--- INPUT DATA ---
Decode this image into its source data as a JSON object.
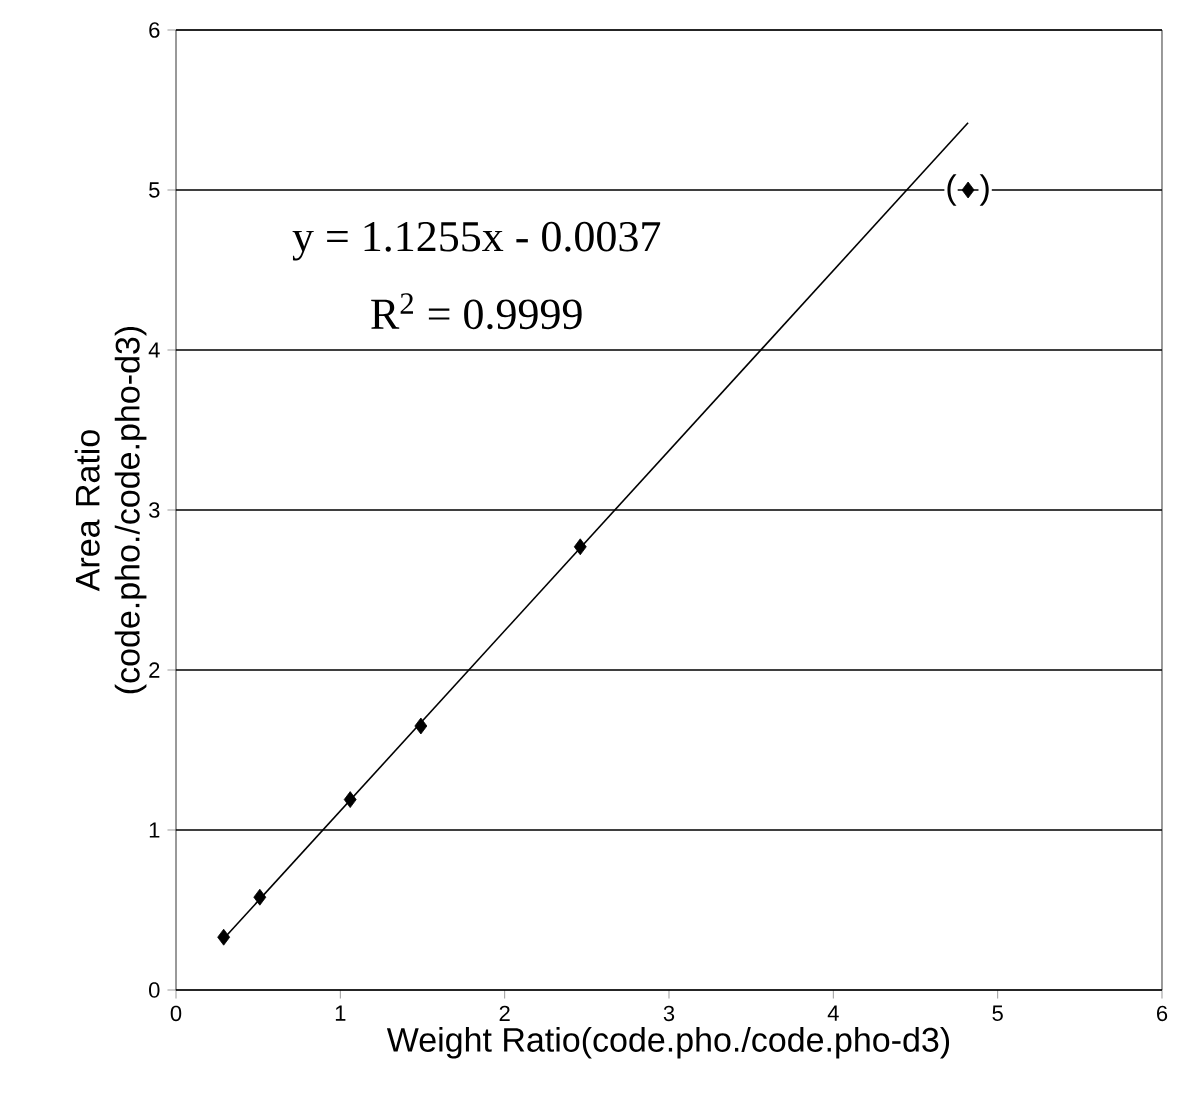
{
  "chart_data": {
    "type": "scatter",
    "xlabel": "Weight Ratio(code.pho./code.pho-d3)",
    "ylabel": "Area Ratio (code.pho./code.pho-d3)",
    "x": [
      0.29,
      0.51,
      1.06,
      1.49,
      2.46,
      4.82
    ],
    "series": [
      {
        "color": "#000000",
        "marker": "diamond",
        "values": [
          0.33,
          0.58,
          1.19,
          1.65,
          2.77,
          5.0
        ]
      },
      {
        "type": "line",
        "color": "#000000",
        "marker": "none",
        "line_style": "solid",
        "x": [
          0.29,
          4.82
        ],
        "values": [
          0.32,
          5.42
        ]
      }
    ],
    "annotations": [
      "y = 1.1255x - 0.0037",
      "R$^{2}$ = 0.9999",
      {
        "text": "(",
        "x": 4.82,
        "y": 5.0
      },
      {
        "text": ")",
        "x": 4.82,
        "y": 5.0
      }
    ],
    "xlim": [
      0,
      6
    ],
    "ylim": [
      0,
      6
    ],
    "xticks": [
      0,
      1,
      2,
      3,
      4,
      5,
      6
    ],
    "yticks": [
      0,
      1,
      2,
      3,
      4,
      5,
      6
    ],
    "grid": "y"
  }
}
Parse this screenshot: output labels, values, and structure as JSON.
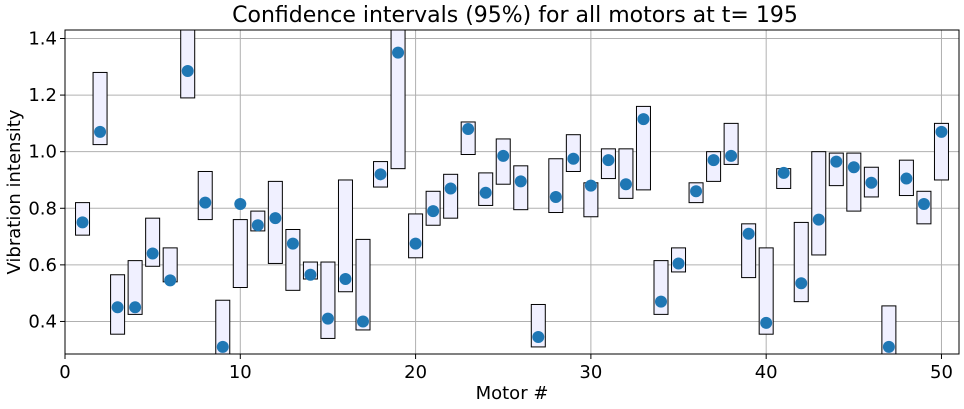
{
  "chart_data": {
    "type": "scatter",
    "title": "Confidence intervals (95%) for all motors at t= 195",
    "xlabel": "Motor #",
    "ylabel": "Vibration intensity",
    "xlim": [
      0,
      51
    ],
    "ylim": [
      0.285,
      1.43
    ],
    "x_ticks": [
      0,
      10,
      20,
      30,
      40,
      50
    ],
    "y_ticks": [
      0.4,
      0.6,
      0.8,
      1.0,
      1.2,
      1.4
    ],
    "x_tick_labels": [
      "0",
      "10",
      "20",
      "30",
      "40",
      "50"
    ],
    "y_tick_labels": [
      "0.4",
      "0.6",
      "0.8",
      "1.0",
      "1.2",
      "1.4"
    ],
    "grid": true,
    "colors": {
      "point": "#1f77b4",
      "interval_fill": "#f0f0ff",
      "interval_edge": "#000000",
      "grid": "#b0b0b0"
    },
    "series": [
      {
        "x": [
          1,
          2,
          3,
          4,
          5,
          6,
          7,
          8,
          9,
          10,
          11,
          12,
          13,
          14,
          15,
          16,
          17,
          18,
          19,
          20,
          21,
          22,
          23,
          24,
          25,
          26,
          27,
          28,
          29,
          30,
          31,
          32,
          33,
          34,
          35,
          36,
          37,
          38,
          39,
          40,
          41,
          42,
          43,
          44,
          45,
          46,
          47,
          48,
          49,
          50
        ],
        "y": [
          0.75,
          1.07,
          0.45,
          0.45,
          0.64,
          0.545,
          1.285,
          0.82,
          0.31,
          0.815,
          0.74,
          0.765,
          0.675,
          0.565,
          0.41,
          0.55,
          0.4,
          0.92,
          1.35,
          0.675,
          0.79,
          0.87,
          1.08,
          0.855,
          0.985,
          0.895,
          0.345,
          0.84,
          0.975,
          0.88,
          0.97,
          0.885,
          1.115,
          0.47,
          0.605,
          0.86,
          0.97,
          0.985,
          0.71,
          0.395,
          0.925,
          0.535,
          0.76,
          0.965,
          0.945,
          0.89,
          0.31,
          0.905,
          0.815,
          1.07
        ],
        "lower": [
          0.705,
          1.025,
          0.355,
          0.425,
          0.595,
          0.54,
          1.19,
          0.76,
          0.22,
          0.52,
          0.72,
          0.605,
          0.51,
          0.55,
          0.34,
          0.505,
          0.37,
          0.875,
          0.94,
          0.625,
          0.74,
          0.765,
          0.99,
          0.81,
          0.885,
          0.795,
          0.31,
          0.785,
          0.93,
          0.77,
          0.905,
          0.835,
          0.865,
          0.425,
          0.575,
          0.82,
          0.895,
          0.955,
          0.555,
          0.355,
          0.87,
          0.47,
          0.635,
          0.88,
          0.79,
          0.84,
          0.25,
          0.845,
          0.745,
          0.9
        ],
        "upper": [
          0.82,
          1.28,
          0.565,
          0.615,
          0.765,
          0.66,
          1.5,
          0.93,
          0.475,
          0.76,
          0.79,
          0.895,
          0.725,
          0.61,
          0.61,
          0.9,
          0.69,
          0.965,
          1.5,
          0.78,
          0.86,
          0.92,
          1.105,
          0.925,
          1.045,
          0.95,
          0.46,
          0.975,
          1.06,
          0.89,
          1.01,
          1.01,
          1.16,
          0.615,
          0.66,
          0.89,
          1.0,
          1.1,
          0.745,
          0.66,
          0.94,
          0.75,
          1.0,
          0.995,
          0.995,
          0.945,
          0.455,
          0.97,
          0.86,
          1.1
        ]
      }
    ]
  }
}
---
--- INPUT DATA ---
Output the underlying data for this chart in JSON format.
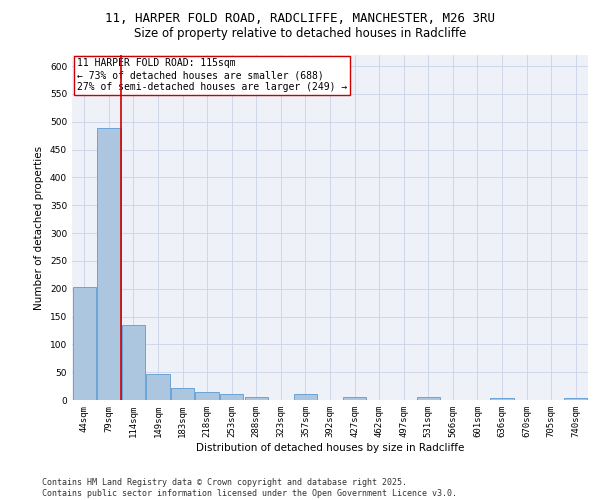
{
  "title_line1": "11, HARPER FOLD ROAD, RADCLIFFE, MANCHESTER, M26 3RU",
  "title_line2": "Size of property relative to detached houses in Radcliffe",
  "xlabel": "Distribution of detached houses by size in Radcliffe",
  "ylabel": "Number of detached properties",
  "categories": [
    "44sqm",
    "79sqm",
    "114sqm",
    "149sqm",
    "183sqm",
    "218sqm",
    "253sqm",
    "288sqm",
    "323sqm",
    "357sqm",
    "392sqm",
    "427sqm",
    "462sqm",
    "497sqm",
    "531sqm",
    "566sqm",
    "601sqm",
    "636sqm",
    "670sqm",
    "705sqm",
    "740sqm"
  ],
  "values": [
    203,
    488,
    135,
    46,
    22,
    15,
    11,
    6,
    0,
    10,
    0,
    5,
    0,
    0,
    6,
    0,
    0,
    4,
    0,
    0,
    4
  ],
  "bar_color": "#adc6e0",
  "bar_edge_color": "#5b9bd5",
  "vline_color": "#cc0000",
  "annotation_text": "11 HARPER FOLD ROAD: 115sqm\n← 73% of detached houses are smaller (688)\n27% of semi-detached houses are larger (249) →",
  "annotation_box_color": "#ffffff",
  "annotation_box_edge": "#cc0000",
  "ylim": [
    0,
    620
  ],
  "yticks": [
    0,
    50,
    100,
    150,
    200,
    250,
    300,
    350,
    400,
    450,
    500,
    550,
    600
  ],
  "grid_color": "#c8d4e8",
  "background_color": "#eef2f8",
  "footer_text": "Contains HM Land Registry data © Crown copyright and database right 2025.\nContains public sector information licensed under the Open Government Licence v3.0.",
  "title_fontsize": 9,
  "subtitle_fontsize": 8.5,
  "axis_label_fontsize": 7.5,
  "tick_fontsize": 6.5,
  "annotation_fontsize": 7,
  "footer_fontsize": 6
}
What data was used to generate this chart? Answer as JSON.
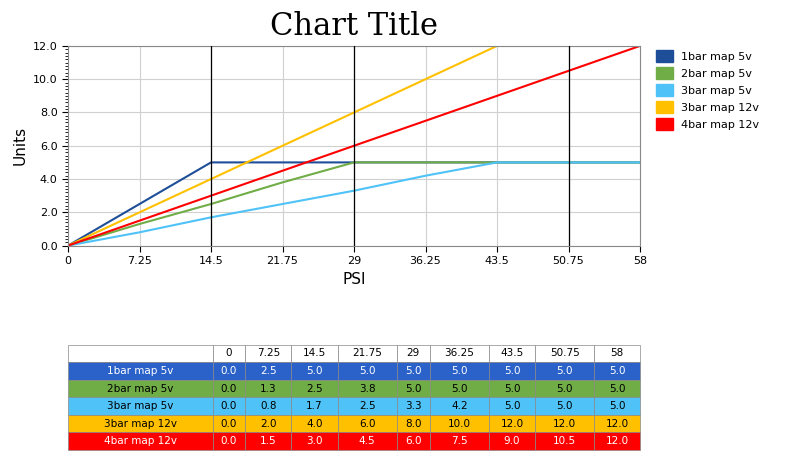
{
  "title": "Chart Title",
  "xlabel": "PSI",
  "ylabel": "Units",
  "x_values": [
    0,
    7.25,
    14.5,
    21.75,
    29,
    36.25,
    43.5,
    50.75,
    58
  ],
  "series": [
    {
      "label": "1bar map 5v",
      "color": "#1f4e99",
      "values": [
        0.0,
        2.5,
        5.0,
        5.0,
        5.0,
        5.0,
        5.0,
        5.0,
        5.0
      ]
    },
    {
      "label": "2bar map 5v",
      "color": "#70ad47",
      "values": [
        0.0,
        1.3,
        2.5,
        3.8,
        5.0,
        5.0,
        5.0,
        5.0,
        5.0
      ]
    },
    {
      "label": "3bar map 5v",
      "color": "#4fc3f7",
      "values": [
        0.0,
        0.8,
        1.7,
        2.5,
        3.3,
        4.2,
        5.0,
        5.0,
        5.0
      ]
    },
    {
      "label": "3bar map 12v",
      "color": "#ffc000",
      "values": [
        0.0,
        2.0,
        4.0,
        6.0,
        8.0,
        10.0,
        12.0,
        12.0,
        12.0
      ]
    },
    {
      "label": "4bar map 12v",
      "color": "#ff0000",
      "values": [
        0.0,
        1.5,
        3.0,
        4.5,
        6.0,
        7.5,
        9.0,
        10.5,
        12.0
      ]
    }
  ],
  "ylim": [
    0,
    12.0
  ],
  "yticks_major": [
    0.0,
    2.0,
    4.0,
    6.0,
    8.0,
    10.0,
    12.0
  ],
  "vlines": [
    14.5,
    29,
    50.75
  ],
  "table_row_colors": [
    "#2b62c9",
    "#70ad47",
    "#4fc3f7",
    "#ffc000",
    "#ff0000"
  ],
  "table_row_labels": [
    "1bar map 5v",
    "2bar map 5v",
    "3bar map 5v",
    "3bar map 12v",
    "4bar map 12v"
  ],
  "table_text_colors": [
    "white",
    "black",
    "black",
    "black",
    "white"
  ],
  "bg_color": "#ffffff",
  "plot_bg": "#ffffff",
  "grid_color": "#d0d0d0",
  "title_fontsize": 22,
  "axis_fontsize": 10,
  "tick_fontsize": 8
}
---
--- INPUT DATA ---
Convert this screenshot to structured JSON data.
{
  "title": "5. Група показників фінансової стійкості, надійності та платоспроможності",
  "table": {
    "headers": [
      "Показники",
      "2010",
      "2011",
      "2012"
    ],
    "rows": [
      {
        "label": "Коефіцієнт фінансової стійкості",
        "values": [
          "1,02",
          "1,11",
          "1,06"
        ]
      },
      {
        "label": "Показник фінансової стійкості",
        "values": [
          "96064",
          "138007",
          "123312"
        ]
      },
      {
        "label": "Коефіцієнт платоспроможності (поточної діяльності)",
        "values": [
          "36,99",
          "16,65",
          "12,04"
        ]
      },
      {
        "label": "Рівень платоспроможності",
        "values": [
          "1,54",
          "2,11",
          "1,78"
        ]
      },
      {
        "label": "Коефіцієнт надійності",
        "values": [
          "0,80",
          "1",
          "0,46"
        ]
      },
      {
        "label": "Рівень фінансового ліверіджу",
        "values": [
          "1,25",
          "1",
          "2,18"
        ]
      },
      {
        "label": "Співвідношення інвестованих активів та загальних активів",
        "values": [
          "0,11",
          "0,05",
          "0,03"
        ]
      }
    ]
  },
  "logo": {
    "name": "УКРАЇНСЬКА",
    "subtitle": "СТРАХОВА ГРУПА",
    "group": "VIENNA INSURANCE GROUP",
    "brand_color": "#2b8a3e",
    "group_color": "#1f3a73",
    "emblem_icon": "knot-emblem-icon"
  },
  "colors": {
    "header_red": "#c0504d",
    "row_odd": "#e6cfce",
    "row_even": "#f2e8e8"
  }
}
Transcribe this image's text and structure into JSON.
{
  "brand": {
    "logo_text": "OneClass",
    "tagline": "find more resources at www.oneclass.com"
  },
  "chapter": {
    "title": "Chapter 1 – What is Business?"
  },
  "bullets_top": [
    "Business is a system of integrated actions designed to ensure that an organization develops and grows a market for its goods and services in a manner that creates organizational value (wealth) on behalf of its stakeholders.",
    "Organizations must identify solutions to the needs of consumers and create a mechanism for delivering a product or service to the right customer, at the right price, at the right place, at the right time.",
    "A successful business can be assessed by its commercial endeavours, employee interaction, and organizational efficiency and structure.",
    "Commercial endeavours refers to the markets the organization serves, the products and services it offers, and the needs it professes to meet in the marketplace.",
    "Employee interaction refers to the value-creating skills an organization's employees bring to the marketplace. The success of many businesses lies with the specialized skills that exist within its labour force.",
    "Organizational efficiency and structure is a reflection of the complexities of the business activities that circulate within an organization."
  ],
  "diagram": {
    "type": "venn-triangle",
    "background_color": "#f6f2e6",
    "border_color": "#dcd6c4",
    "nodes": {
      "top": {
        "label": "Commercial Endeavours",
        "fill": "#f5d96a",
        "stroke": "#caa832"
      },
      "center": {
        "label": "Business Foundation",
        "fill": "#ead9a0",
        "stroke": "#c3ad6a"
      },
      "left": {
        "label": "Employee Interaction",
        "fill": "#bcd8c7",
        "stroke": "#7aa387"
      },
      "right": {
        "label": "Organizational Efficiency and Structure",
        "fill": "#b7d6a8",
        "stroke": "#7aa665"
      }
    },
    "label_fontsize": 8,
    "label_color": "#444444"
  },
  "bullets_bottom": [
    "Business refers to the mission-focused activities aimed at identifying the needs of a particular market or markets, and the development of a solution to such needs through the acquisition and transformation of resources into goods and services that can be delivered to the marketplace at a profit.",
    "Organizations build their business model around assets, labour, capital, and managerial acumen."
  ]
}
---
_GIVEN TASK_:
Working from the entries above, return all lines that contain "xlabel".

_EXERCISE ANSWER_:
    "xlabel": "Weight Ratio(code.pho./code.pho-d3)",
    "xlabel": "Motor #",
  "xlabel": "Distribution of detached houses by size in Radcliffe",
  "xlabel": "PSI",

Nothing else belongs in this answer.